(WHAT THE TASK ASKS) From the listing below, extract each line containing the string "размещение".

(RECORDS PROVIDED)
— Start —
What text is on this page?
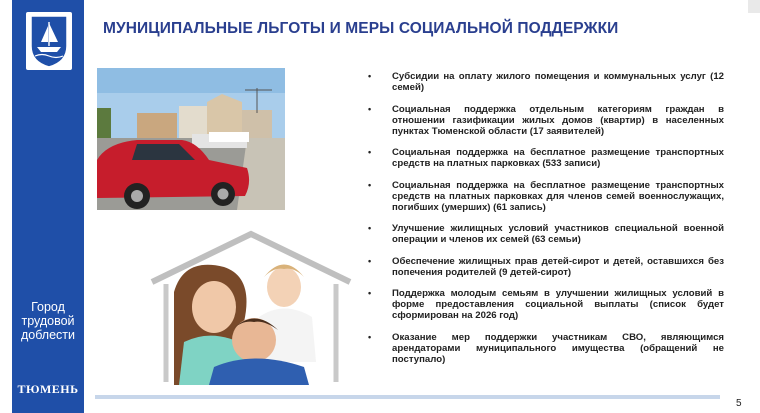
Город
трудовой
доблести
ТЮМЕНЬ
МУНИЦИПАЛЬНЫЕ ЛЬГОТЫ И МЕРЫ СОЦИАЛЬНОЙ ПОДДЕРЖКИ
• Субсидии на оплату жилого помещения и коммунальных услуг (12 семей)
• Социальная поддержка отдельным категориям граждан в отношении газификации жилых домов (квартир) в населенных пунктах Тюменской области (17 заявителей)
• Социальная поддержка на бесплатное размещение транспортных средств на платных парковках (533 записи)
• Социальная поддержка на бесплатное размещение транспортных средств на платных парковках для членов семей военнослужащих, погибших (умерших) (61 запись)
• Улучшение жилищных условий участников специальной военной операции и членов их семей (63 семьи)
• Обеспечение жилищных прав детей-сирот и детей, оставшихся без попечения родителей (9 детей-сирот)
• Поддержка молодым семьям в улучшении жилищных условий в форме предоставления социальной выплаты (список будет сформирован на 2026 год)
• Оказание мер поддержки участникам СВО, являющимся арендаторами муниципального имущества (обращений не поступало)
5
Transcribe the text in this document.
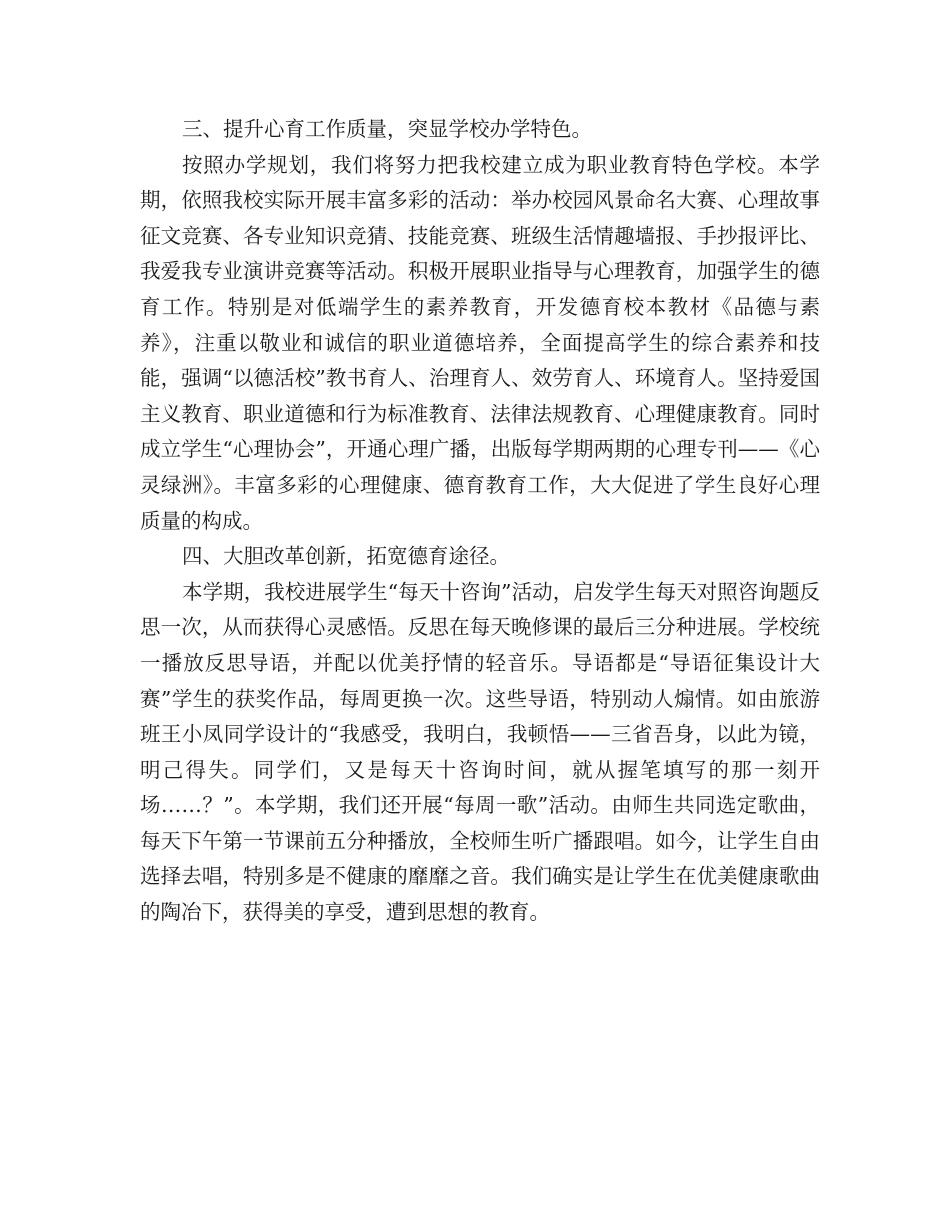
三、提升心育工作质量，突显学校办学特色。

按照办学规划，我们将努力把我校建立成为职业教育特色学校。本学期，依照我校实际开展丰富多彩的活动：举办校园风景命名大赛、心理故事征文竞赛、各专业知识竞猜、技能竞赛、班级生活情趣墙报、手抄报评比、我爱我专业演讲竞赛等活动。积极开展职业指导与心理教育，加强学生的德育工作。特别是对低端学生的素养教育，开发德育校本教材《品德与素养》，注重以敬业和诚信的职业道德培养，全面提高学生的综合素养和技能，强调“以德活校”教书育人、治理育人、效劳育人、环境育人。坚持爱国主义教育、职业道德和行为标准教育、法律法规教育、心理健康教育。同时成立学生“心理协会”，开通心理广播，出版每学期两期的心理专刊——《心灵绿洲》。丰富多彩的心理健康、德育教育工作，大大促进了学生良好心理质量的构成。

四、大胆改革创新，拓宽德育途径。

本学期，我校进展学生“每天十咨询”活动，启发学生每天对照咨询题反思一次，从而获得心灵感悟。反思在每天晚修课的最后三分种进展。学校统一播放反思导语，并配以优美抒情的轻音乐。导语都是“导语征集设计大赛”学生的获奖作品，每周更换一次。这些导语，特别动人煽情。如由旅游班王小凤同学设计的“我感受，我明白，我顿悟——三省吾身，以此为镜，明己得失。同学们，又是每天十咨询时间，就从握笔填写的那一刻开场……？”。本学期，我们还开展“每周一歌”活动。由师生共同选定歌曲，每天下午第一节课前五分种播放，全校师生听广播跟唱。如今，让学生自由选择去唱，特别多是不健康的靡靡之音。我们确实是让学生在优美健康歌曲的陶冶下，获得美的享受，遭到思想的教育。
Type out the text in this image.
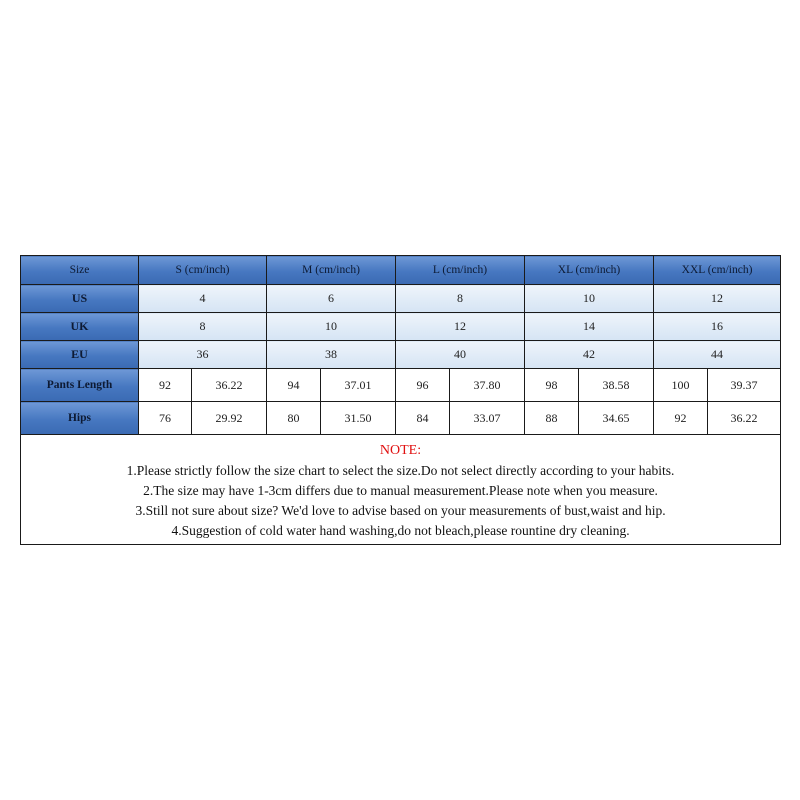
Size	S (cm/inch)		M (cm/inch)		L (cm/inch)		XL (cm/inch)		XXL (cm/inch)	
US	4		6		8		10		12	
UK	8		10		12		14		16	
EU	36		38		40		42		44	
Pants Length	92	36.22	94	37.01	96	37.80	98	38.58	100	39.37
Hips	76	29.92	80	31.50	84	33.07	88	34.65	92	36.22

NOTE:
1.Please strictly follow the size chart to select the size.Do not select directly according to your habits.
2.The size may have 1-3cm differs due to manual measurement.Please note when you measure.
3.Still not sure about size? We'd love to advise based on your measurements of bust,waist and hip.
4.Suggestion of cold water hand washing,do not bleach,please rountine dry cleaning.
— End —
(COMPLETE RESPONSE)
• Социальная поддержка на бесплатное размещение транспортных средств на платных парковках (533 записи)
• Социальная поддержка на бесплатное размещение транспортных средств на платных парковках для членов семей военнослужащих, погибших (умерших) (61 запись)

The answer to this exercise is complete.